[Begin]

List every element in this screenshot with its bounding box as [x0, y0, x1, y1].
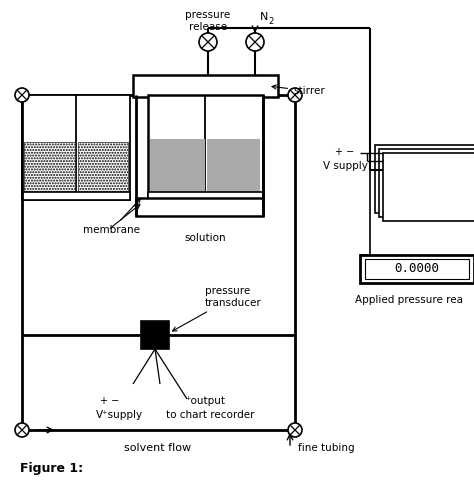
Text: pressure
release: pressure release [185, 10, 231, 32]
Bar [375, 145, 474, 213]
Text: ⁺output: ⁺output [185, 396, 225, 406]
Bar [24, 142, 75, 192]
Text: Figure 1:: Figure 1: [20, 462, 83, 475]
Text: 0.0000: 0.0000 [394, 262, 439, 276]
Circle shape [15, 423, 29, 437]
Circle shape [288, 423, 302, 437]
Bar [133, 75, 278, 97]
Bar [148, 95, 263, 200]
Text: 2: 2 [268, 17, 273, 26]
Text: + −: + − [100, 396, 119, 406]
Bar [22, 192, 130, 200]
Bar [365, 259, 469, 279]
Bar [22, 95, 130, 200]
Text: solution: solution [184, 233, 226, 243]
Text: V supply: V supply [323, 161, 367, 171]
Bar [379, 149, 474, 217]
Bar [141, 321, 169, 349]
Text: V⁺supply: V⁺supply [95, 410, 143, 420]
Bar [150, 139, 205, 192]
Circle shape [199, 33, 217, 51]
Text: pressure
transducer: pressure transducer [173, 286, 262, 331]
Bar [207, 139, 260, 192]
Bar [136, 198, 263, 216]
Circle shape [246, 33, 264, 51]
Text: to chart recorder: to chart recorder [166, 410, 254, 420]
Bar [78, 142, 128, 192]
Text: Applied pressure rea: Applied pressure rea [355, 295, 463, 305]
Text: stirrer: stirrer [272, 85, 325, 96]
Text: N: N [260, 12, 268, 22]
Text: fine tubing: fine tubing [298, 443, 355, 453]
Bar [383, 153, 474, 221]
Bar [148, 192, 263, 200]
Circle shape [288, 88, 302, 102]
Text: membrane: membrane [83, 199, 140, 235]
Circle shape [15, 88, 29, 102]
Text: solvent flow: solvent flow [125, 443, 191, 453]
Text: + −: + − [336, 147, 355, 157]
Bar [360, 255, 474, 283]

[End]
[Begin]

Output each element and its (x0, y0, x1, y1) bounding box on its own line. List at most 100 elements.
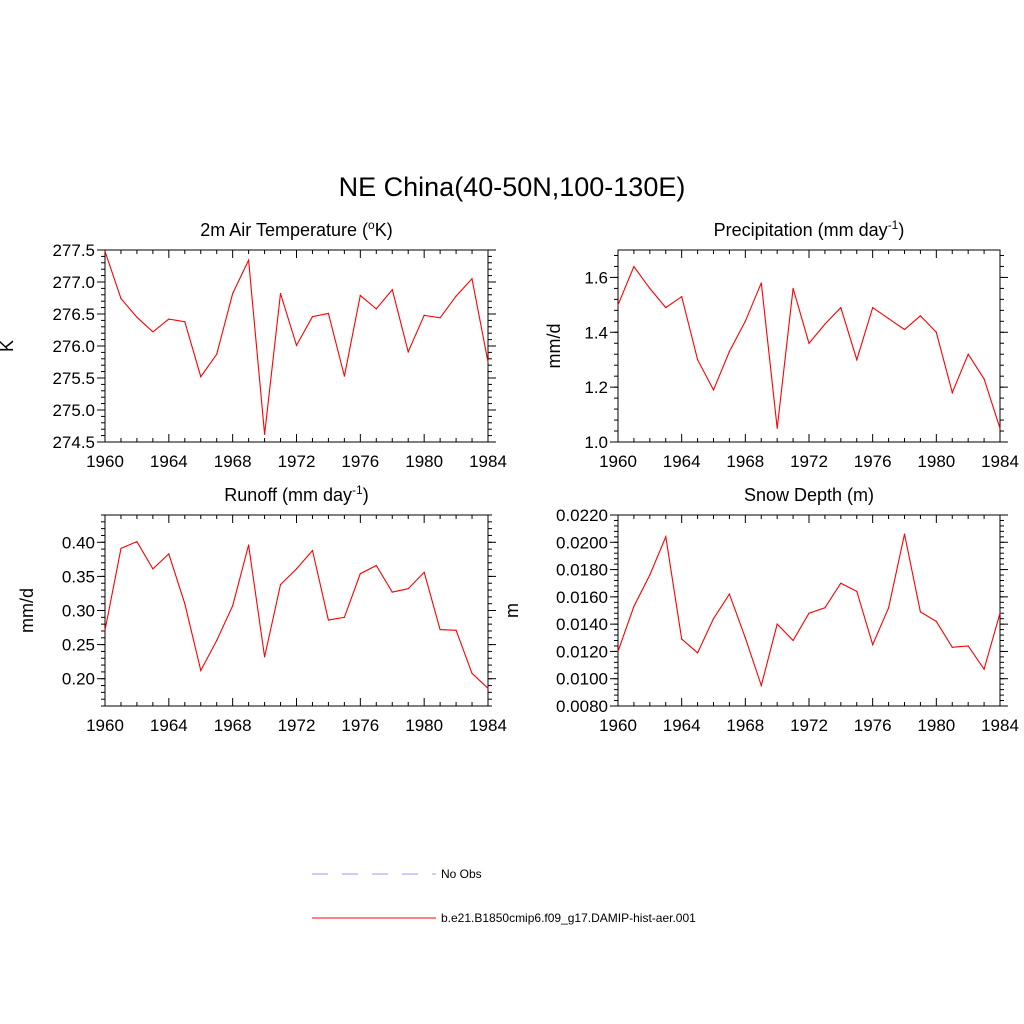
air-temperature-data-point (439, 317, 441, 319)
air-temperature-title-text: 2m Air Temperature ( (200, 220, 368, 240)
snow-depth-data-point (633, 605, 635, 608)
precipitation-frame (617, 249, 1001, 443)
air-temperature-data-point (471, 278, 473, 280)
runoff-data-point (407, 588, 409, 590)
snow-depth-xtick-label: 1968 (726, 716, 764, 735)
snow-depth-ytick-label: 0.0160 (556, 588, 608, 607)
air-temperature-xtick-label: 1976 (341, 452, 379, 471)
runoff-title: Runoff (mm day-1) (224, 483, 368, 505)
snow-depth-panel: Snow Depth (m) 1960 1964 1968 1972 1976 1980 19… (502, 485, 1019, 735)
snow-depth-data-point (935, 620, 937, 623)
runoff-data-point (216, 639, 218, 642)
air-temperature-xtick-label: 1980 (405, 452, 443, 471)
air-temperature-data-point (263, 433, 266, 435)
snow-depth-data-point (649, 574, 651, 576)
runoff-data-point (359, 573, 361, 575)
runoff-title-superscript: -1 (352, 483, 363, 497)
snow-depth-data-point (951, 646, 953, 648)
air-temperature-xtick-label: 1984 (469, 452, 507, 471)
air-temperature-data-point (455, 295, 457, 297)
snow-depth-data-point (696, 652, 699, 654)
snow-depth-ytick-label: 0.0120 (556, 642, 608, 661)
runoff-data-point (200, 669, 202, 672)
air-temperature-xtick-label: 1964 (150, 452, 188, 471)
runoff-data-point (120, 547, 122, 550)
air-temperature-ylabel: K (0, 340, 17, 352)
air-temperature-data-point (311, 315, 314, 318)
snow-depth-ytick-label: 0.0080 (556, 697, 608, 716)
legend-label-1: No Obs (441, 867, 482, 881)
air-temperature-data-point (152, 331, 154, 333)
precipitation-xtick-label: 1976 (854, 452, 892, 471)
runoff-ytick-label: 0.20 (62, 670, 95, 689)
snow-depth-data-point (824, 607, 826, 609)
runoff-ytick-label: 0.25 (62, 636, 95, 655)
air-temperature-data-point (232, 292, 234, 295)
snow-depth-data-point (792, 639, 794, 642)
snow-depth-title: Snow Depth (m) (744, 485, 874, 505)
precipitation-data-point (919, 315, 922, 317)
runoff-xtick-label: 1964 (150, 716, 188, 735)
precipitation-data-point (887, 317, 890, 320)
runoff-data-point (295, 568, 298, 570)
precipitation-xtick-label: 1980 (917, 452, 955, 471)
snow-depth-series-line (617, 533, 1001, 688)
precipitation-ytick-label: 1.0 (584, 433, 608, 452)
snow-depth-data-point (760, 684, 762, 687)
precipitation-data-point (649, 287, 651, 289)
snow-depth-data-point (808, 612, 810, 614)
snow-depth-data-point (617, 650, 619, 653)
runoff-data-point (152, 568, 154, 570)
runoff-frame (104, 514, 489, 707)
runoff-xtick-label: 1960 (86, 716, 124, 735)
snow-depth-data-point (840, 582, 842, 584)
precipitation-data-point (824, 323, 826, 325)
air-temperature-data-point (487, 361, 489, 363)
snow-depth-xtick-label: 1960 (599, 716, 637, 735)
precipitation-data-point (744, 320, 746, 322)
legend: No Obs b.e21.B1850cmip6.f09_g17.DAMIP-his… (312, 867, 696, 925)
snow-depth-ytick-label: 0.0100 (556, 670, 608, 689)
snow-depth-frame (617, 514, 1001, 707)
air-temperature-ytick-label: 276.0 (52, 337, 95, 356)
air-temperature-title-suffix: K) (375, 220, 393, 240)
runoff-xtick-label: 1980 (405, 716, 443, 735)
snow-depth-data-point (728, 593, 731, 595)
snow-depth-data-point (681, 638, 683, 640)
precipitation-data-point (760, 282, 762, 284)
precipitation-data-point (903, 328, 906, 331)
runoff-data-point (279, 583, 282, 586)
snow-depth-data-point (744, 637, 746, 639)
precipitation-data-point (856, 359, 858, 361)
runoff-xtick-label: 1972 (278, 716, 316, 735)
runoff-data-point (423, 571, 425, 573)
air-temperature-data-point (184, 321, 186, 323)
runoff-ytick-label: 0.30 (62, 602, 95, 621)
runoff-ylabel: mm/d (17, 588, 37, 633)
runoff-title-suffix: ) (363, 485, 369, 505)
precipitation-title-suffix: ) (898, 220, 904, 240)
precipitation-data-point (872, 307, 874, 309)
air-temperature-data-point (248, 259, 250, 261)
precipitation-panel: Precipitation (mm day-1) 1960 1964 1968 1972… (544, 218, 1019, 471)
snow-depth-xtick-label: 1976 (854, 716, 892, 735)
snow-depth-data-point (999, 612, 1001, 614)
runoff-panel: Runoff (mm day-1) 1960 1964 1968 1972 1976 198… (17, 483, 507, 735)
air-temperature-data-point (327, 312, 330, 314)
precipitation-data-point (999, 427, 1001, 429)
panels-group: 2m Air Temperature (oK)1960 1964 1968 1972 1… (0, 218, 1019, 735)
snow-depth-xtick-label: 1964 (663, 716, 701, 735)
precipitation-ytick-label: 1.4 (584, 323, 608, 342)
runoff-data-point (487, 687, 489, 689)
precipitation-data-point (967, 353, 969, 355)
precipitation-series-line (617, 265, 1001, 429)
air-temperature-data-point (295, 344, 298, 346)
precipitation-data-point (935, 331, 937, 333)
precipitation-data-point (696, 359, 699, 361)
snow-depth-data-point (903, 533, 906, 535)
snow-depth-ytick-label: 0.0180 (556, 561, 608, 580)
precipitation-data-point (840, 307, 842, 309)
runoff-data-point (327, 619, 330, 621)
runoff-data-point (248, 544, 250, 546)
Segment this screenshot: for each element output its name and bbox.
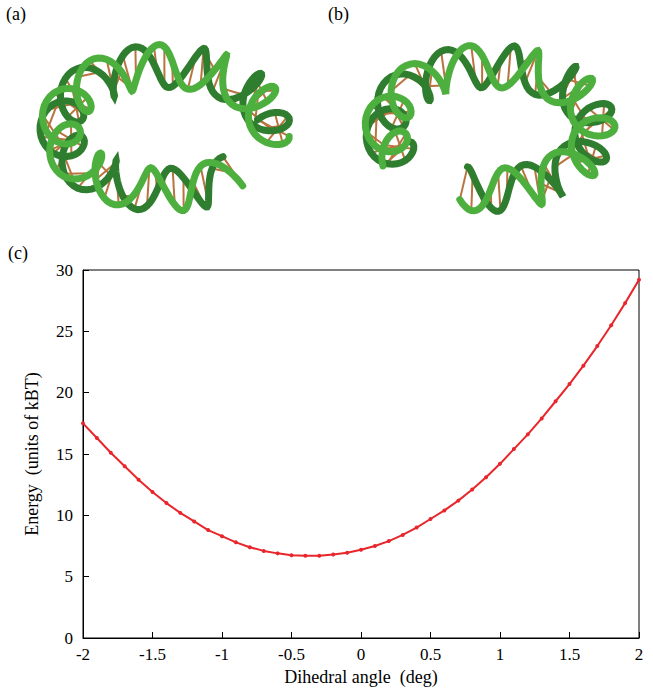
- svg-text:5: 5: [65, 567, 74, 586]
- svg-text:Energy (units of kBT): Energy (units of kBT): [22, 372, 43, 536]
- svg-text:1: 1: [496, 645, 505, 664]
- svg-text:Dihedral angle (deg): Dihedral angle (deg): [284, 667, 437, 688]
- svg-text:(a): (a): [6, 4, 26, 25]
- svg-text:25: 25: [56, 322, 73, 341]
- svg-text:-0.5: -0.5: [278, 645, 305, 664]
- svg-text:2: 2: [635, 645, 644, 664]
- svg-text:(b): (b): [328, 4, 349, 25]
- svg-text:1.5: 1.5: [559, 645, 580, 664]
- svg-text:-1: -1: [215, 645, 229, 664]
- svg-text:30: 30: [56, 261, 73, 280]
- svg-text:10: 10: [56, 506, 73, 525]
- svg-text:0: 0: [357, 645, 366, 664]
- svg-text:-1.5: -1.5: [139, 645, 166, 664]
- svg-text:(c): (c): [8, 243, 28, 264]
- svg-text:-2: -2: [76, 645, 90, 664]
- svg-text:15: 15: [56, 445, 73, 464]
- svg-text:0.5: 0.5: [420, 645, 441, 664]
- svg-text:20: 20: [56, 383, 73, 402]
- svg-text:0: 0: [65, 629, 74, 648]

[End]
[Begin]

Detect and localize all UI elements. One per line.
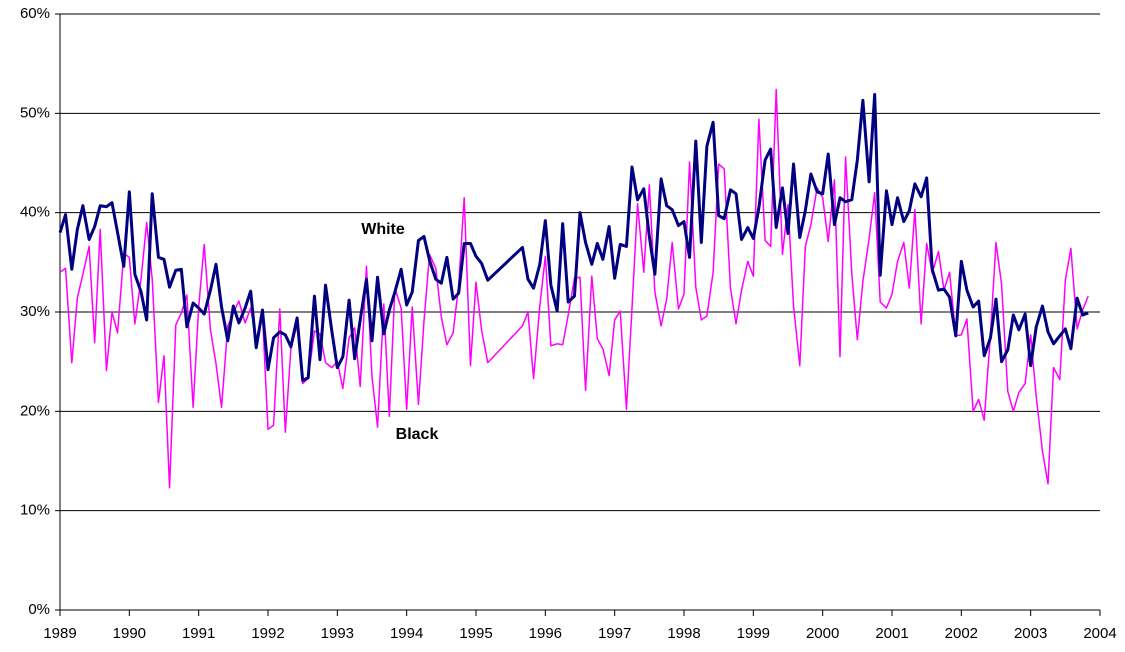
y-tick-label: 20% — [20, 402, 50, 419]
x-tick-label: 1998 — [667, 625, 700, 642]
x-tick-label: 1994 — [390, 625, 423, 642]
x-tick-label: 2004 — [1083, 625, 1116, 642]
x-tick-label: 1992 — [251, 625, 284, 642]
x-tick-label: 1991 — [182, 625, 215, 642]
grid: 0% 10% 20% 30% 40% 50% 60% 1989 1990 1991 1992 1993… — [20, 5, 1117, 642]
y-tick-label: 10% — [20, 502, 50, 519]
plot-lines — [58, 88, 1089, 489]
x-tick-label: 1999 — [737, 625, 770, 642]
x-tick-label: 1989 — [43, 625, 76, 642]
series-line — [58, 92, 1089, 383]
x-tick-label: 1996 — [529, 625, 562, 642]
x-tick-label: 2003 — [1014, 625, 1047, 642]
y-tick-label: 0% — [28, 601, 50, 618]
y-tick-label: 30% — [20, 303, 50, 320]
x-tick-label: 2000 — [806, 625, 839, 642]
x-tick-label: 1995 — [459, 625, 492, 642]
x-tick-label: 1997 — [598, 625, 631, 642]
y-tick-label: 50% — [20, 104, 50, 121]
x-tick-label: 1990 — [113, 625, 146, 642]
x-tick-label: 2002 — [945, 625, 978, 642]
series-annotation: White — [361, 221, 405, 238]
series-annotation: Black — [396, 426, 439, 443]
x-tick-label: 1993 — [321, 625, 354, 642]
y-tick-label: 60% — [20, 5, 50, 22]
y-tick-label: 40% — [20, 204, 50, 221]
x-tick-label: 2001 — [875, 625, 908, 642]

[End]

### WHAT THE TASK REQUIRES
Reproduce verbatim the data from the line with "- svg-text:5: 5: [65, 567, 74, 586]" to the line with "- svg-text:0: 0: [357, 645, 366, 664]", including both of those lines.

### TASK RESULT
- svg-text:5: 5: [65, 567, 74, 586]
- svg-text:Energy (units of kBT): Energy (units of kBT): [22, 372, 43, 536]
- svg-text:1: 1: [496, 645, 505, 664]
- svg-text:Dihedral angle (deg): Dihedral angle (deg): [284, 667, 437, 688]
- svg-text:(a): (a): [6, 4, 26, 25]
- svg-text:25: 25: [56, 322, 73, 341]
- svg-text:-0.5: -0.5: [278, 645, 305, 664]
- svg-text:2: 2: [635, 645, 644, 664]
- svg-text:(b): (b): [328, 4, 349, 25]
- svg-text:1.5: 1.5: [559, 645, 580, 664]
- svg-text:-1: -1: [215, 645, 229, 664]
- svg-text:30: 30: [56, 261, 73, 280]
- svg-text:10: 10: [56, 506, 73, 525]
- svg-text:0: 0: [357, 645, 366, 664]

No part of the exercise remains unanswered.